PROBLEM TO WORK ON:
Copy, from the entries below, each line where the word "text" can be found.

================

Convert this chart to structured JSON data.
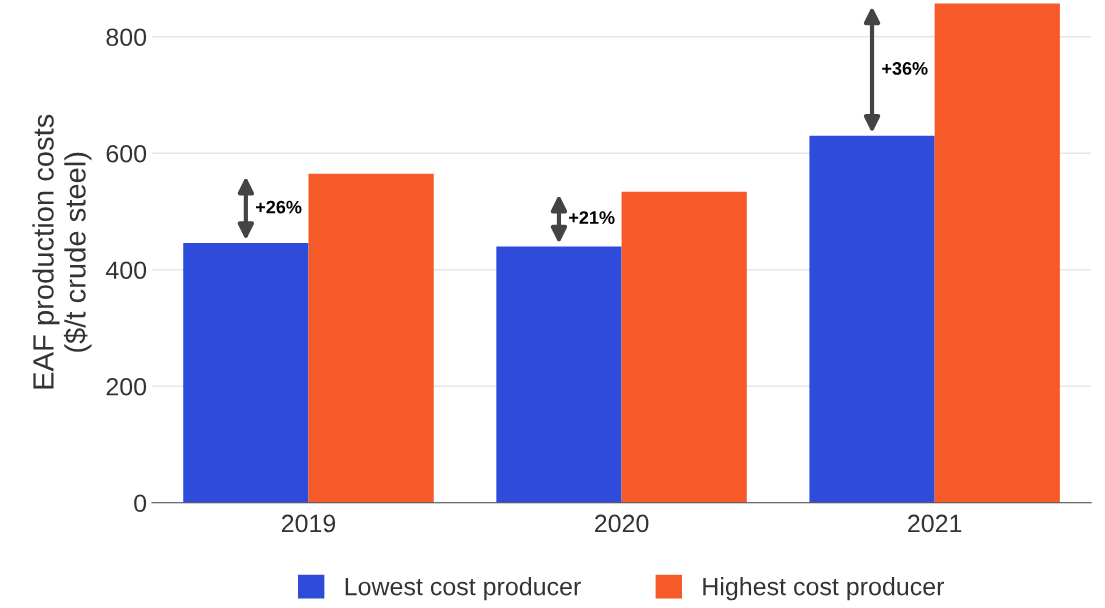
{
  "chart_data": {
    "type": "bar",
    "ylabel": "EAF production costs\n($/t crude steel)",
    "categories": [
      "2019",
      "2020",
      "2021"
    ],
    "series": [
      {
        "name": "Lowest cost producer",
        "color": "#2e4bd9",
        "values": [
          446,
          440,
          630
        ]
      },
      {
        "name": "Highest cost producer",
        "color": "#f55a28",
        "values": [
          565,
          534,
          857
        ]
      }
    ],
    "ylim": [
      0,
      860
    ],
    "yticks": [
      0,
      200,
      400,
      600,
      800
    ],
    "grid": "y",
    "legend": "bottom",
    "annotations": [
      {
        "text": "+26%",
        "x": "2019",
        "y": 505
      },
      {
        "text": "+21%",
        "x": "2020",
        "y": 487
      },
      {
        "text": "+36%",
        "x": "2021",
        "y": 743
      }
    ]
  }
}
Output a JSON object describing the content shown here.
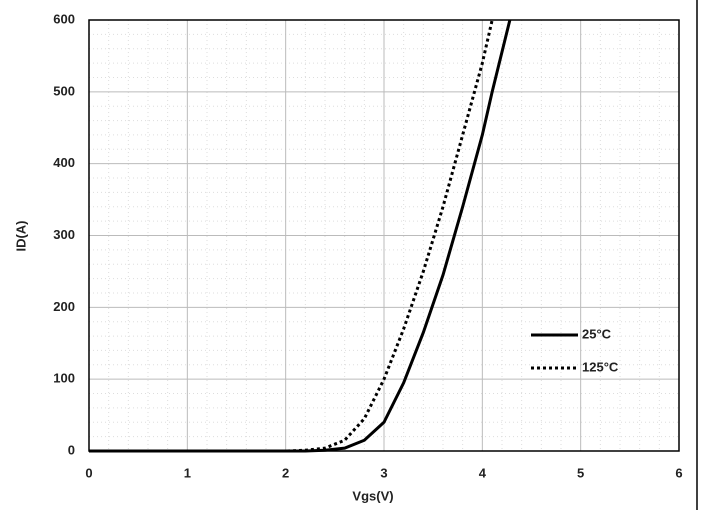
{
  "chart_data": {
    "type": "line",
    "x_label": "Vgs(V)",
    "y_label": "ID(A)",
    "x": [
      0,
      1,
      2,
      2.2,
      2.4,
      2.6,
      2.8,
      3.0,
      3.2,
      3.4,
      3.6,
      3.8,
      4.0,
      4.1,
      4.28
    ],
    "series": [
      {
        "name": "25°C",
        "color": "#000000",
        "dash": "solid",
        "values": [
          0,
          0,
          0,
          0,
          1,
          4,
          15,
          40,
          95,
          165,
          245,
          340,
          440,
          500,
          600
        ]
      },
      {
        "name": "125°C",
        "color": "#000000",
        "dash": "dotted",
        "values": [
          0,
          0,
          0,
          1,
          4,
          15,
          45,
          100,
          170,
          250,
          340,
          440,
          540,
          600,
          null
        ]
      }
    ],
    "xlim": [
      0,
      6
    ],
    "xticks": [
      0,
      1,
      2,
      3,
      4,
      5,
      6
    ],
    "ylim": [
      0,
      600
    ],
    "yticks": [
      0,
      100,
      200,
      300,
      400,
      500,
      600
    ],
    "grid": true,
    "legend": "right"
  }
}
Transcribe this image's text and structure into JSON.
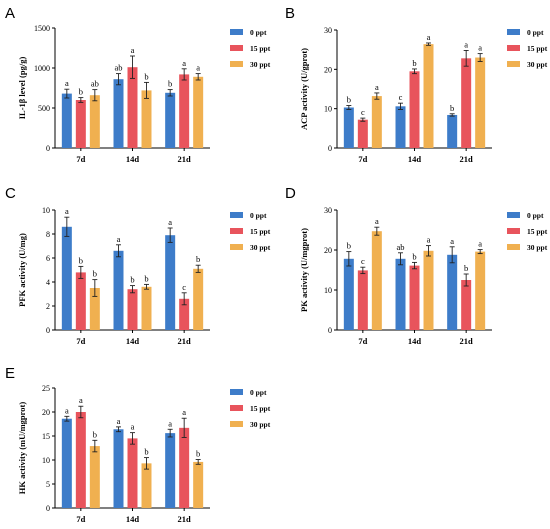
{
  "colors": {
    "series": [
      "#3d7cc9",
      "#e8545c",
      "#f0b050"
    ],
    "axis": "#000000"
  },
  "chart_data": [
    {
      "panel": "A",
      "type": "bar",
      "ylabel": "IL-1β level (pg/g)",
      "ylim": [
        0,
        1500
      ],
      "yticks": [
        0,
        500,
        1000,
        1500
      ],
      "categories": [
        "7d",
        "14d",
        "21d"
      ],
      "series": [
        {
          "name": "0 ppt",
          "values": [
            680,
            860,
            690
          ],
          "errors": [
            55,
            70,
            40
          ],
          "labels": [
            "a",
            "ab",
            "b"
          ]
        },
        {
          "name": "15 ppt",
          "values": [
            600,
            1010,
            920
          ],
          "errors": [
            30,
            140,
            70
          ],
          "labels": [
            "b",
            "a",
            "a"
          ]
        },
        {
          "name": "30 ppt",
          "values": [
            660,
            720,
            890
          ],
          "errors": [
            70,
            100,
            40
          ],
          "labels": [
            "ab",
            "b",
            "a"
          ]
        }
      ]
    },
    {
      "panel": "B",
      "type": "bar",
      "ylabel": "ACP activity (U/gprot)",
      "ylim": [
        0,
        30
      ],
      "yticks": [
        0,
        10,
        20,
        30
      ],
      "categories": [
        "7d",
        "14d",
        "21d"
      ],
      "series": [
        {
          "name": "0 ppt",
          "values": [
            10.3,
            10.6,
            8.4
          ],
          "errors": [
            0.5,
            0.8,
            0.3
          ],
          "labels": [
            "b",
            "c",
            "b"
          ]
        },
        {
          "name": "15 ppt",
          "values": [
            7.2,
            19.5,
            22.8
          ],
          "errors": [
            0.4,
            0.6,
            2.0
          ],
          "labels": [
            "c",
            "b",
            "a"
          ]
        },
        {
          "name": "30 ppt",
          "values": [
            13.2,
            26.4,
            23.0
          ],
          "errors": [
            0.8,
            0.3,
            1.0
          ],
          "labels": [
            "a",
            "a",
            "a"
          ]
        }
      ]
    },
    {
      "panel": "C",
      "type": "bar",
      "ylabel": "PFK activity (U/mg)",
      "ylim": [
        0,
        10
      ],
      "yticks": [
        0,
        2,
        4,
        6,
        8,
        10
      ],
      "categories": [
        "7d",
        "14d",
        "21d"
      ],
      "series": [
        {
          "name": "0 ppt",
          "values": [
            8.6,
            6.6,
            7.9
          ],
          "errors": [
            0.8,
            0.5,
            0.6
          ],
          "labels": [
            "a",
            "a",
            "a"
          ]
        },
        {
          "name": "15 ppt",
          "values": [
            4.8,
            3.4,
            2.6
          ],
          "errors": [
            0.5,
            0.3,
            0.5
          ],
          "labels": [
            "b",
            "b",
            "c"
          ]
        },
        {
          "name": "30 ppt",
          "values": [
            3.5,
            3.6,
            5.1
          ],
          "errors": [
            0.7,
            0.2,
            0.3
          ],
          "labels": [
            "b",
            "b",
            "b"
          ]
        }
      ]
    },
    {
      "panel": "D",
      "type": "bar",
      "ylabel": "PK activity (U/mgprot)",
      "ylim": [
        0,
        30
      ],
      "yticks": [
        0,
        10,
        20,
        30
      ],
      "categories": [
        "7d",
        "14d",
        "21d"
      ],
      "series": [
        {
          "name": "0 ppt",
          "values": [
            17.8,
            17.8,
            18.8
          ],
          "errors": [
            1.8,
            1.5,
            2.0
          ],
          "labels": [
            "b",
            "ab",
            "a"
          ]
        },
        {
          "name": "15 ppt",
          "values": [
            14.9,
            16.1,
            12.5
          ],
          "errors": [
            0.8,
            0.8,
            1.5
          ],
          "labels": [
            "c",
            "b",
            "b"
          ]
        },
        {
          "name": "30 ppt",
          "values": [
            24.7,
            19.8,
            19.6
          ],
          "errors": [
            1.0,
            1.3,
            0.5
          ],
          "labels": [
            "a",
            "a",
            "a"
          ]
        }
      ]
    },
    {
      "panel": "E",
      "type": "bar",
      "ylabel": "HK activity (mU/mgprot)",
      "ylim": [
        0,
        25
      ],
      "yticks": [
        0,
        5,
        10,
        15,
        20,
        25
      ],
      "categories": [
        "7d",
        "14d",
        "21d"
      ],
      "series": [
        {
          "name": "0 ppt",
          "values": [
            18.6,
            16.4,
            15.6
          ],
          "errors": [
            0.5,
            0.5,
            0.8
          ],
          "labels": [
            "a",
            "a",
            "a"
          ]
        },
        {
          "name": "15 ppt",
          "values": [
            20.0,
            14.5,
            16.7
          ],
          "errors": [
            1.2,
            1.2,
            2.0
          ],
          "labels": [
            "a",
            "a",
            "a"
          ]
        },
        {
          "name": "30 ppt",
          "values": [
            12.9,
            9.3,
            9.6
          ],
          "errors": [
            1.2,
            1.2,
            0.5
          ],
          "labels": [
            "b",
            "b",
            "b"
          ]
        }
      ]
    }
  ]
}
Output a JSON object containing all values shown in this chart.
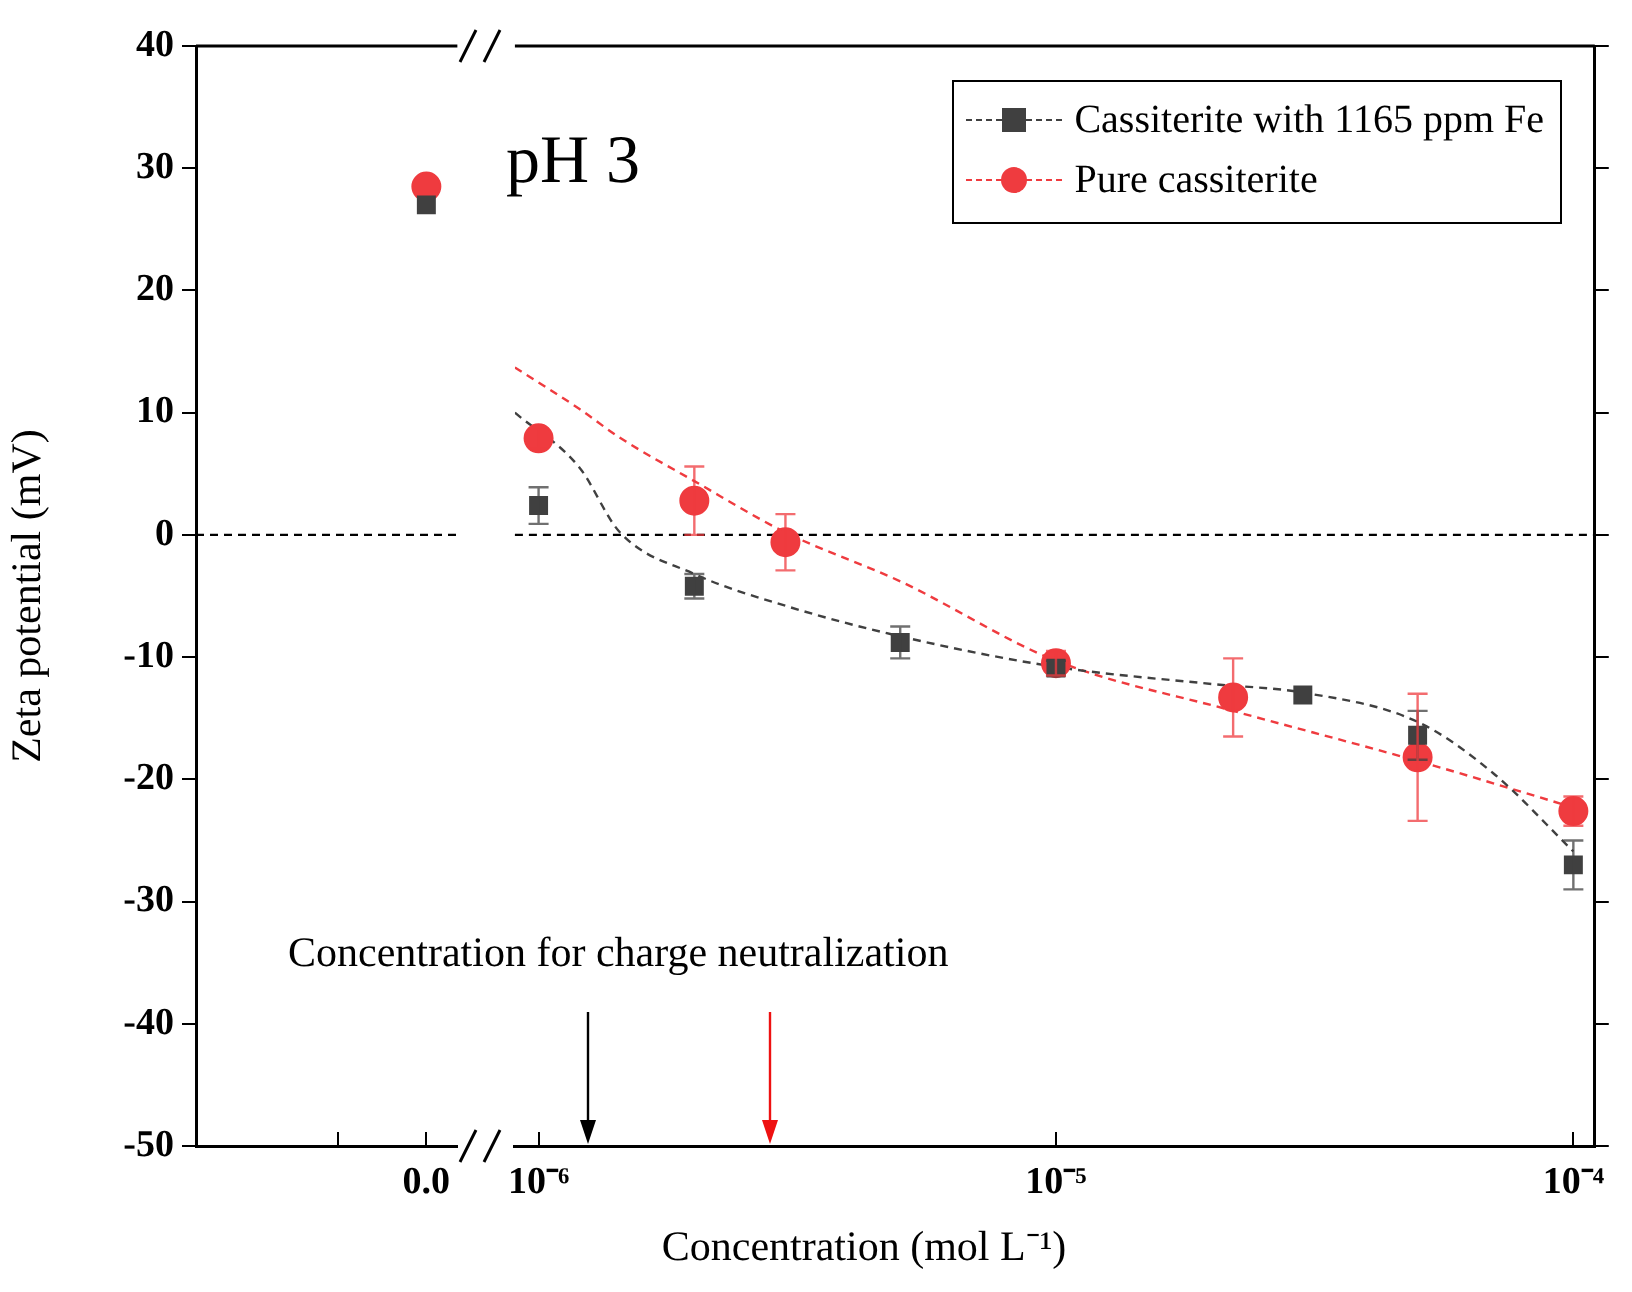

================

TASK ANSWER:
        "text": "+26%",
        "text": "+21%",
        "text": "+36%",
Transcribe this image's text and structure into JSON.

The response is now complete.